• Task description: Restate the entire listing word for word.
>>>>>
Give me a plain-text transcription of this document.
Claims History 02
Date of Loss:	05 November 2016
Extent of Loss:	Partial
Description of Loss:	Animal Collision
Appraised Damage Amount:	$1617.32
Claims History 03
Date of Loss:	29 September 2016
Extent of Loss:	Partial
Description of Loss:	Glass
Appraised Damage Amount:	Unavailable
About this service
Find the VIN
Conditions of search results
<<<<<
• Exercise response:
Give me a plain-text transcription of this document.
Claims History 02
Date of Loss:	05 November 2016
Extent of Loss:	Partial
Description of Loss:	Animal Collision
Appraised Damage Amount:	$1617.32
Claims History 03
Date of Loss:	29 September 2016
Extent of Loss:	Partial
Description of Loss:	Glass
Appraised Damage Amount:	Unavailable
About this service
Find the VIN
Conditions of search results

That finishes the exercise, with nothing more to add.